Figure record listings:
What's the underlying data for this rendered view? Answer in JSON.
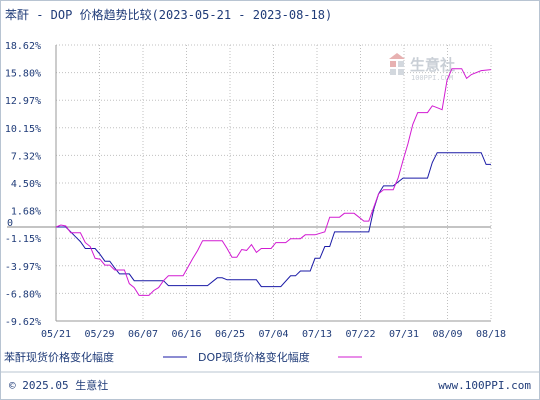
{
  "chart_data": {
    "type": "line",
    "title": "苯酐 - DOP 价格趋势比较(2023-05-21 - 2023-08-18)",
    "x_labels": [
      "05/21",
      "05/29",
      "06/07",
      "06/16",
      "06/25",
      "07/04",
      "07/13",
      "07/22",
      "07/31",
      "08/09",
      "08/18"
    ],
    "y_ticks": [
      "18.62%",
      "15.80%",
      "12.97%",
      "10.15%",
      "7.32%",
      "4.50%",
      "1.68%",
      "-1.15%",
      "-3.97%",
      "-6.80%",
      "-9.62%"
    ],
    "zero_label": "0",
    "ylim": [
      -9.62,
      18.62
    ],
    "x_range": [
      "2023-05-21",
      "2023-08-18"
    ],
    "grid": true,
    "legend_position": "bottom",
    "series": [
      {
        "name": "苯酐现货价格变化幅度",
        "color": "#1a1aa6",
        "points": [
          [
            "2023-05-21",
            0
          ],
          [
            "2023-05-23",
            0
          ],
          [
            "2023-05-24",
            -0.5
          ],
          [
            "2023-05-25",
            -1.0
          ],
          [
            "2023-05-26",
            -1.5
          ],
          [
            "2023-05-27",
            -2.2
          ],
          [
            "2023-05-29",
            -2.2
          ],
          [
            "2023-05-30",
            -2.8
          ],
          [
            "2023-05-31",
            -3.5
          ],
          [
            "2023-06-01",
            -3.5
          ],
          [
            "2023-06-02",
            -4.2
          ],
          [
            "2023-06-03",
            -4.8
          ],
          [
            "2023-06-05",
            -4.8
          ],
          [
            "2023-06-06",
            -5.5
          ],
          [
            "2023-06-10",
            -5.5
          ],
          [
            "2023-06-12",
            -5.5
          ],
          [
            "2023-06-13",
            -6.0
          ],
          [
            "2023-06-21",
            -6.0
          ],
          [
            "2023-06-23",
            -5.2
          ],
          [
            "2023-06-24",
            -5.2
          ],
          [
            "2023-06-25",
            -5.4
          ],
          [
            "2023-07-01",
            -5.4
          ],
          [
            "2023-07-02",
            -6.1
          ],
          [
            "2023-07-06",
            -6.1
          ],
          [
            "2023-07-08",
            -5.0
          ],
          [
            "2023-07-09",
            -5.0
          ],
          [
            "2023-07-10",
            -4.5
          ],
          [
            "2023-07-12",
            -4.5
          ],
          [
            "2023-07-13",
            -3.2
          ],
          [
            "2023-07-14",
            -3.2
          ],
          [
            "2023-07-15",
            -2.0
          ],
          [
            "2023-07-16",
            -2.0
          ],
          [
            "2023-07-17",
            -0.5
          ],
          [
            "2023-07-24",
            -0.5
          ],
          [
            "2023-07-25",
            1.8
          ],
          [
            "2023-07-26",
            3.4
          ],
          [
            "2023-07-27",
            4.2
          ],
          [
            "2023-07-29",
            4.2
          ],
          [
            "2023-07-31",
            5.0
          ],
          [
            "2023-08-05",
            5.0
          ],
          [
            "2023-08-06",
            6.6
          ],
          [
            "2023-08-07",
            7.6
          ],
          [
            "2023-08-16",
            7.6
          ],
          [
            "2023-08-17",
            6.4
          ],
          [
            "2023-08-18",
            6.4
          ]
        ]
      },
      {
        "name": "DOP现货价格变化幅度",
        "color": "#d21bd2",
        "points": [
          [
            "2023-05-21",
            0
          ],
          [
            "2023-05-22",
            0.2
          ],
          [
            "2023-05-23",
            0.1
          ],
          [
            "2023-05-24",
            -0.6
          ],
          [
            "2023-05-26",
            -0.6
          ],
          [
            "2023-05-27",
            -1.6
          ],
          [
            "2023-05-28",
            -2.0
          ],
          [
            "2023-05-29",
            -3.2
          ],
          [
            "2023-05-30",
            -3.3
          ],
          [
            "2023-05-31",
            -3.9
          ],
          [
            "2023-06-01",
            -3.9
          ],
          [
            "2023-06-02",
            -4.4
          ],
          [
            "2023-06-04",
            -4.4
          ],
          [
            "2023-06-05",
            -5.8
          ],
          [
            "2023-06-06",
            -6.2
          ],
          [
            "2023-06-07",
            -7.0
          ],
          [
            "2023-06-09",
            -7.0
          ],
          [
            "2023-06-10",
            -6.5
          ],
          [
            "2023-06-11",
            -6.2
          ],
          [
            "2023-06-12",
            -5.5
          ],
          [
            "2023-06-13",
            -5.0
          ],
          [
            "2023-06-16",
            -5.0
          ],
          [
            "2023-06-18",
            -3.2
          ],
          [
            "2023-06-19",
            -2.4
          ],
          [
            "2023-06-20",
            -1.4
          ],
          [
            "2023-06-24",
            -1.4
          ],
          [
            "2023-06-25",
            -2.2
          ],
          [
            "2023-06-26",
            -3.1
          ],
          [
            "2023-06-27",
            -3.1
          ],
          [
            "2023-06-28",
            -2.3
          ],
          [
            "2023-06-29",
            -2.4
          ],
          [
            "2023-06-30",
            -1.8
          ],
          [
            "2023-07-01",
            -2.6
          ],
          [
            "2023-07-02",
            -2.2
          ],
          [
            "2023-07-04",
            -2.2
          ],
          [
            "2023-07-05",
            -1.6
          ],
          [
            "2023-07-07",
            -1.6
          ],
          [
            "2023-07-08",
            -1.2
          ],
          [
            "2023-07-10",
            -1.2
          ],
          [
            "2023-07-11",
            -0.8
          ],
          [
            "2023-07-13",
            -0.8
          ],
          [
            "2023-07-15",
            -0.5
          ],
          [
            "2023-07-16",
            1.0
          ],
          [
            "2023-07-18",
            1.0
          ],
          [
            "2023-07-19",
            1.4
          ],
          [
            "2023-07-21",
            1.4
          ],
          [
            "2023-07-22",
            1.0
          ],
          [
            "2023-07-23",
            0.6
          ],
          [
            "2023-07-24",
            0.6
          ],
          [
            "2023-07-25",
            2.0
          ],
          [
            "2023-07-26",
            3.4
          ],
          [
            "2023-07-27",
            3.8
          ],
          [
            "2023-07-29",
            3.8
          ],
          [
            "2023-07-30",
            5.0
          ],
          [
            "2023-07-31",
            6.8
          ],
          [
            "2023-08-01",
            8.5
          ],
          [
            "2023-08-02",
            10.5
          ],
          [
            "2023-08-03",
            11.7
          ],
          [
            "2023-08-05",
            11.7
          ],
          [
            "2023-08-06",
            12.4
          ],
          [
            "2023-08-07",
            12.2
          ],
          [
            "2023-08-08",
            12.0
          ],
          [
            "2023-08-09",
            15.0
          ],
          [
            "2023-08-10",
            16.2
          ],
          [
            "2023-08-12",
            16.2
          ],
          [
            "2023-08-13",
            15.2
          ],
          [
            "2023-08-14",
            15.6
          ],
          [
            "2023-08-16",
            16.0
          ],
          [
            "2023-08-18",
            16.1
          ]
        ]
      }
    ]
  },
  "watermark": {
    "brand": "生意社",
    "site": "100PPI.COM"
  },
  "footer": {
    "copyright": "© 2025.05 生意社",
    "url": "www.100PPI.com"
  }
}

▶ _Requirement_
All of the data above should be transcribed verbatim, with pictures omitted.

▶ _Output_
What's the underlying data for this rendered view? Answer in JSON.
{
  "chart_data": {
    "type": "line",
    "title": "苯酐 - DOP 价格趋势比较(2023-05-21 - 2023-08-18)",
    "x_labels": [
      "05/21",
      "05/29",
      "06/07",
      "06/16",
      "06/25",
      "07/04",
      "07/13",
      "07/22",
      "07/31",
      "08/09",
      "08/18"
    ],
    "y_ticks": [
      "18.62%",
      "15.80%",
      "12.97%",
      "10.15%",
      "7.32%",
      "4.50%",
      "1.68%",
      "-1.15%",
      "-3.97%",
      "-6.80%",
      "-9.62%"
    ],
    "zero_label": "0",
    "ylim": [
      -9.62,
      18.62
    ],
    "x_range": [
      "2023-05-21",
      "2023-08-18"
    ],
    "grid": true,
    "legend_position": "bottom",
    "series": [
      {
        "name": "苯酐现货价格变化幅度",
        "color": "#1a1aa6",
        "points": [
          [
            "2023-05-21",
            0
          ],
          [
            "2023-05-23",
            0
          ],
          [
            "2023-05-24",
            -0.5
          ],
          [
            "2023-05-25",
            -1.0
          ],
          [
            "2023-05-26",
            -1.5
          ],
          [
            "2023-05-27",
            -2.2
          ],
          [
            "2023-05-29",
            -2.2
          ],
          [
            "2023-05-30",
            -2.8
          ],
          [
            "2023-05-31",
            -3.5
          ],
          [
            "2023-06-01",
            -3.5
          ],
          [
            "2023-06-02",
            -4.2
          ],
          [
            "2023-06-03",
            -4.8
          ],
          [
            "2023-06-05",
            -4.8
          ],
          [
            "2023-06-06",
            -5.5
          ],
          [
            "2023-06-10",
            -5.5
          ],
          [
            "2023-06-12",
            -5.5
          ],
          [
            "2023-06-13",
            -6.0
          ],
          [
            "2023-06-21",
            -6.0
          ],
          [
            "2023-06-23",
            -5.2
          ],
          [
            "2023-06-24",
            -5.2
          ],
          [
            "2023-06-25",
            -5.4
          ],
          [
            "2023-07-01",
            -5.4
          ],
          [
            "2023-07-02",
            -6.1
          ],
          [
            "2023-07-06",
            -6.1
          ],
          [
            "2023-07-08",
            -5.0
          ],
          [
            "2023-07-09",
            -5.0
          ],
          [
            "2023-07-10",
            -4.5
          ],
          [
            "2023-07-12",
            -4.5
          ],
          [
            "2023-07-13",
            -3.2
          ],
          [
            "2023-07-14",
            -3.2
          ],
          [
            "2023-07-15",
            -2.0
          ],
          [
            "2023-07-16",
            -2.0
          ],
          [
            "2023-07-17",
            -0.5
          ],
          [
            "2023-07-24",
            -0.5
          ],
          [
            "2023-07-25",
            1.8
          ],
          [
            "2023-07-26",
            3.4
          ],
          [
            "2023-07-27",
            4.2
          ],
          [
            "2023-07-29",
            4.2
          ],
          [
            "2023-07-31",
            5.0
          ],
          [
            "2023-08-05",
            5.0
          ],
          [
            "2023-08-06",
            6.6
          ],
          [
            "2023-08-07",
            7.6
          ],
          [
            "2023-08-16",
            7.6
          ],
          [
            "2023-08-17",
            6.4
          ],
          [
            "2023-08-18",
            6.4
          ]
        ]
      },
      {
        "name": "DOP现货价格变化幅度",
        "color": "#d21bd2",
        "points": [
          [
            "2023-05-21",
            0
          ],
          [
            "2023-05-22",
            0.2
          ],
          [
            "2023-05-23",
            0.1
          ],
          [
            "2023-05-24",
            -0.6
          ],
          [
            "2023-05-26",
            -0.6
          ],
          [
            "2023-05-27",
            -1.6
          ],
          [
            "2023-05-28",
            -2.0
          ],
          [
            "2023-05-29",
            -3.2
          ],
          [
            "2023-05-30",
            -3.3
          ],
          [
            "2023-05-31",
            -3.9
          ],
          [
            "2023-06-01",
            -3.9
          ],
          [
            "2023-06-02",
            -4.4
          ],
          [
            "2023-06-04",
            -4.4
          ],
          [
            "2023-06-05",
            -5.8
          ],
          [
            "2023-06-06",
            -6.2
          ],
          [
            "2023-06-07",
            -7.0
          ],
          [
            "2023-06-09",
            -7.0
          ],
          [
            "2023-06-10",
            -6.5
          ],
          [
            "2023-06-11",
            -6.2
          ],
          [
            "2023-06-12",
            -5.5
          ],
          [
            "2023-06-13",
            -5.0
          ],
          [
            "2023-06-16",
            -5.0
          ],
          [
            "2023-06-18",
            -3.2
          ],
          [
            "2023-06-19",
            -2.4
          ],
          [
            "2023-06-20",
            -1.4
          ],
          [
            "2023-06-24",
            -1.4
          ],
          [
            "2023-06-25",
            -2.2
          ],
          [
            "2023-06-26",
            -3.1
          ],
          [
            "2023-06-27",
            -3.1
          ],
          [
            "2023-06-28",
            -2.3
          ],
          [
            "2023-06-29",
            -2.4
          ],
          [
            "2023-06-30",
            -1.8
          ],
          [
            "2023-07-01",
            -2.6
          ],
          [
            "2023-07-02",
            -2.2
          ],
          [
            "2023-07-04",
            -2.2
          ],
          [
            "2023-07-05",
            -1.6
          ],
          [
            "2023-07-07",
            -1.6
          ],
          [
            "2023-07-08",
            -1.2
          ],
          [
            "2023-07-10",
            -1.2
          ],
          [
            "2023-07-11",
            -0.8
          ],
          [
            "2023-07-13",
            -0.8
          ],
          [
            "2023-07-15",
            -0.5
          ],
          [
            "2023-07-16",
            1.0
          ],
          [
            "2023-07-18",
            1.0
          ],
          [
            "2023-07-19",
            1.4
          ],
          [
            "2023-07-21",
            1.4
          ],
          [
            "2023-07-22",
            1.0
          ],
          [
            "2023-07-23",
            0.6
          ],
          [
            "2023-07-24",
            0.6
          ],
          [
            "2023-07-25",
            2.0
          ],
          [
            "2023-07-26",
            3.4
          ],
          [
            "2023-07-27",
            3.8
          ],
          [
            "2023-07-29",
            3.8
          ],
          [
            "2023-07-30",
            5.0
          ],
          [
            "2023-07-31",
            6.8
          ],
          [
            "2023-08-01",
            8.5
          ],
          [
            "2023-08-02",
            10.5
          ],
          [
            "2023-08-03",
            11.7
          ],
          [
            "2023-08-05",
            11.7
          ],
          [
            "2023-08-06",
            12.4
          ],
          [
            "2023-08-07",
            12.2
          ],
          [
            "2023-08-08",
            12.0
          ],
          [
            "2023-08-09",
            15.0
          ],
          [
            "2023-08-10",
            16.2
          ],
          [
            "2023-08-12",
            16.2
          ],
          [
            "2023-08-13",
            15.2
          ],
          [
            "2023-08-14",
            15.6
          ],
          [
            "2023-08-16",
            16.0
          ],
          [
            "2023-08-18",
            16.1
          ]
        ]
      }
    ]
  },
  "watermark": {
    "brand": "生意社",
    "site": "100PPI.COM"
  },
  "footer": {
    "copyright": "© 2025.05 生意社",
    "url": "www.100PPI.com"
  }
}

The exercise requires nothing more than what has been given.